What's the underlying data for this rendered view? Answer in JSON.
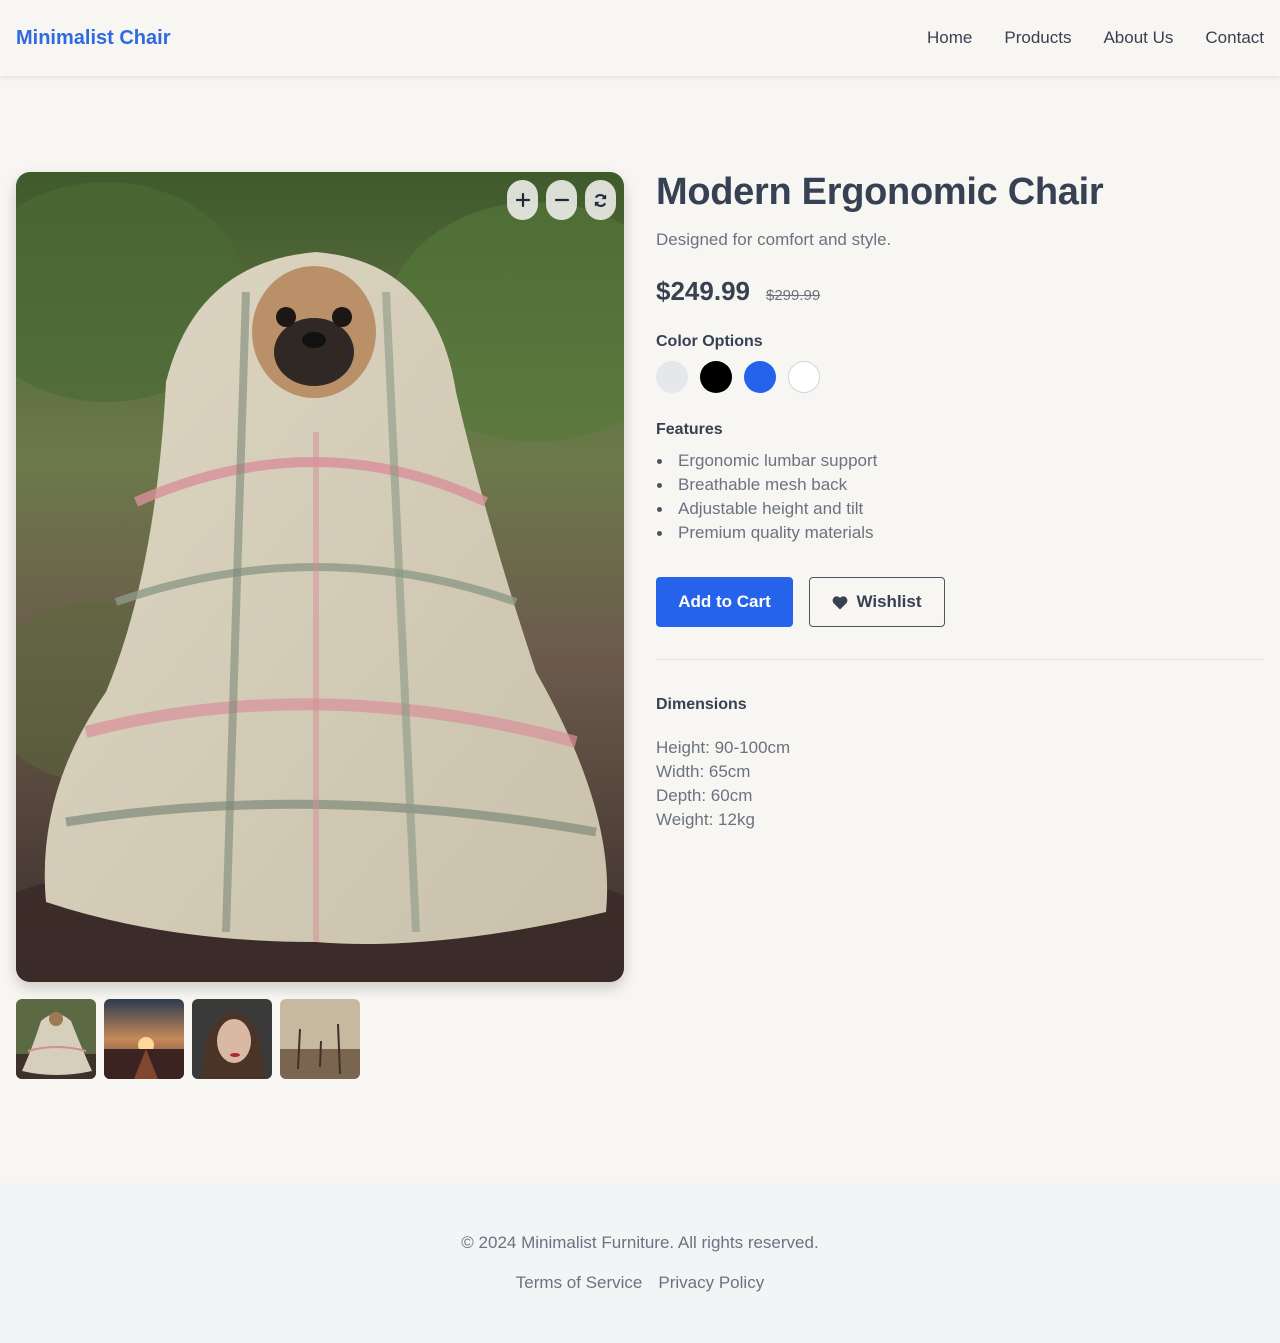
{
  "header": {
    "brand": "Minimalist Chair",
    "nav": [
      "Home",
      "Products",
      "About Us",
      "Contact"
    ]
  },
  "gallery": {
    "controls": [
      "zoom-in-icon",
      "zoom-out-icon",
      "refresh-icon"
    ],
    "thumbnails": [
      "pug-in-blanket",
      "sunset-road",
      "woman-portrait",
      "misty-dead-trees"
    ]
  },
  "product": {
    "title": "Modern Ergonomic Chair",
    "subtitle": "Designed for comfort and style.",
    "price": "$249.99",
    "old_price": "$299.99",
    "color_label": "Color Options",
    "colors": [
      "#e5e7eb",
      "#000000",
      "#2563eb",
      "#ffffff"
    ],
    "features_label": "Features",
    "features": [
      "Ergonomic lumbar support",
      "Breathable mesh back",
      "Adjustable height and tilt",
      "Premium quality materials"
    ],
    "add_to_cart": "Add to Cart",
    "wishlist": "Wishlist",
    "dimensions_label": "Dimensions",
    "dimensions": [
      "Height: 90-100cm",
      "Width: 65cm",
      "Depth: 60cm",
      "Weight: 12kg"
    ]
  },
  "footer": {
    "copyright": "© 2024 Minimalist Furniture. All rights reserved.",
    "links": [
      "Terms of Service",
      "Privacy Policy"
    ]
  },
  "theme": {
    "brand_color": "#2f6ae0",
    "accent": "#2563eb",
    "background": "#f8f6f2"
  }
}
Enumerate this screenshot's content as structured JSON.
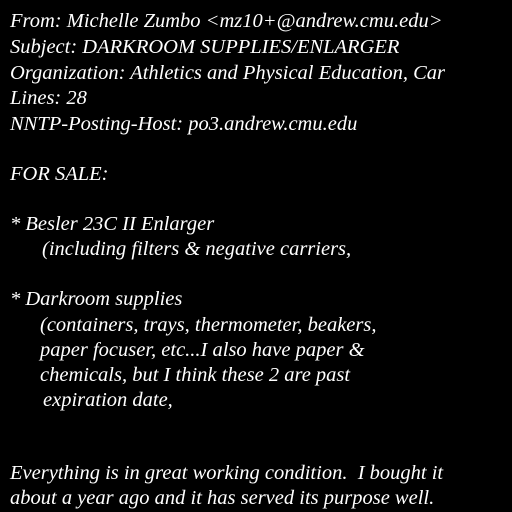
{
  "colors": {
    "background": "#000000",
    "text": "#ffffff"
  },
  "header": {
    "from": "From: Michelle Zumbo <mz10+@andrew.cmu.edu>",
    "subject": "Subject: DARKROOM SUPPLIES/ENLARGER",
    "organization": "Organization: Athletics and Physical Education, Car",
    "lines": "Lines: 28",
    "posting_host": "NNTP-Posting-Host: po3.andrew.cmu.edu"
  },
  "body": {
    "for_sale": "FOR SALE:",
    "item1_title": "* Besler 23C II Enlarger",
    "item1_detail": "(including filters & negative carriers,",
    "item2_title": "* Darkroom supplies",
    "item2_detail_1": "(containers, trays, thermometer, beakers,",
    "item2_detail_2": "paper focuser, etc...I also have paper &",
    "item2_detail_3": "chemicals, but I think these 2 are past",
    "item2_detail_4": "expiration date,",
    "condition_1": "Everything is in great working condition.  I bought it",
    "condition_2": "about a year ago and it has served its purpose well."
  }
}
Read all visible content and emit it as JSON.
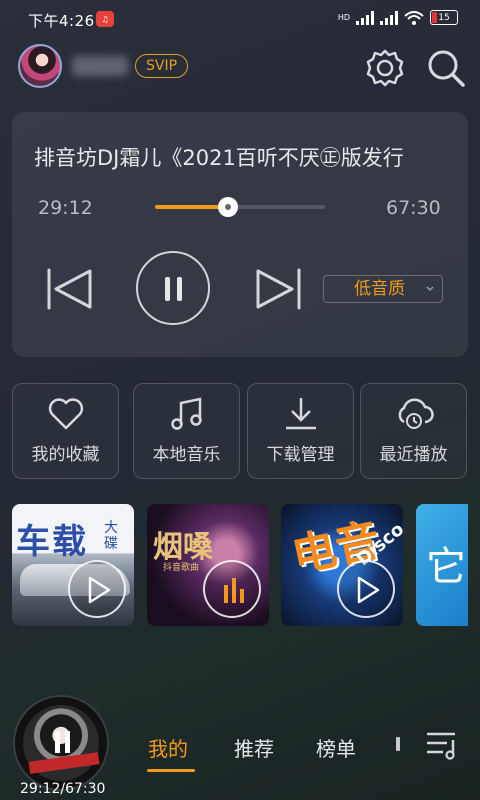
{
  "status_bar": {
    "time": "下午4:26",
    "hd": "HD",
    "battery": "15"
  },
  "header": {
    "badge": "SVIP"
  },
  "player": {
    "title": "排音坊DJ霜儿《2021百听不厌㊣版发行",
    "elapsed": "29:12",
    "total": "67:30",
    "progress": 0.43,
    "quality": "低音质"
  },
  "quick_tiles": [
    {
      "label": "我的收藏",
      "icon": "heart-icon"
    },
    {
      "label": "本地音乐",
      "icon": "music-note-icon"
    },
    {
      "label": "下载管理",
      "icon": "download-icon"
    },
    {
      "label": "最近播放",
      "icon": "cloud-history-icon"
    }
  ],
  "playlists": [
    {
      "text1": "车载",
      "text2": "大碟"
    },
    {
      "text1": "烟嗓",
      "text2": "抖音歌曲"
    },
    {
      "text1": "电音",
      "text2": "Disco"
    },
    {
      "text1": "它"
    }
  ],
  "mini_player": {
    "time": "29:12/67:30"
  },
  "nav": {
    "tabs": [
      "我的",
      "推荐",
      "榜单"
    ],
    "active": "我的"
  },
  "colors": {
    "accent": "#f29a1d",
    "svip": "#e0a021"
  }
}
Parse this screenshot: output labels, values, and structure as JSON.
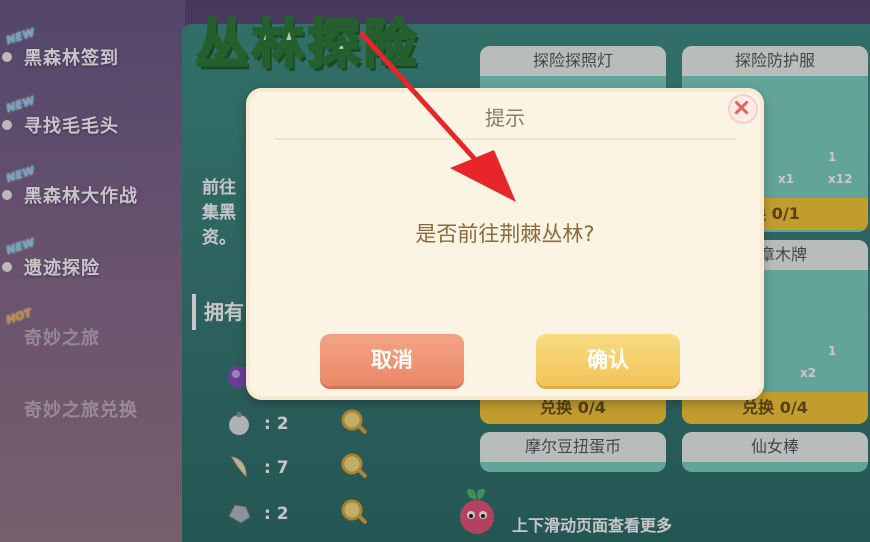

━━━━━━━━━━

◆ AIM ◆
Identify the lines in the entries above that contain "Ergonomic", then copy them out.

◆ RESULT OF THIS EXERCISE ◆
    "title": "Modern Ergonomic Chair",
      "Ergonomic lumbar support",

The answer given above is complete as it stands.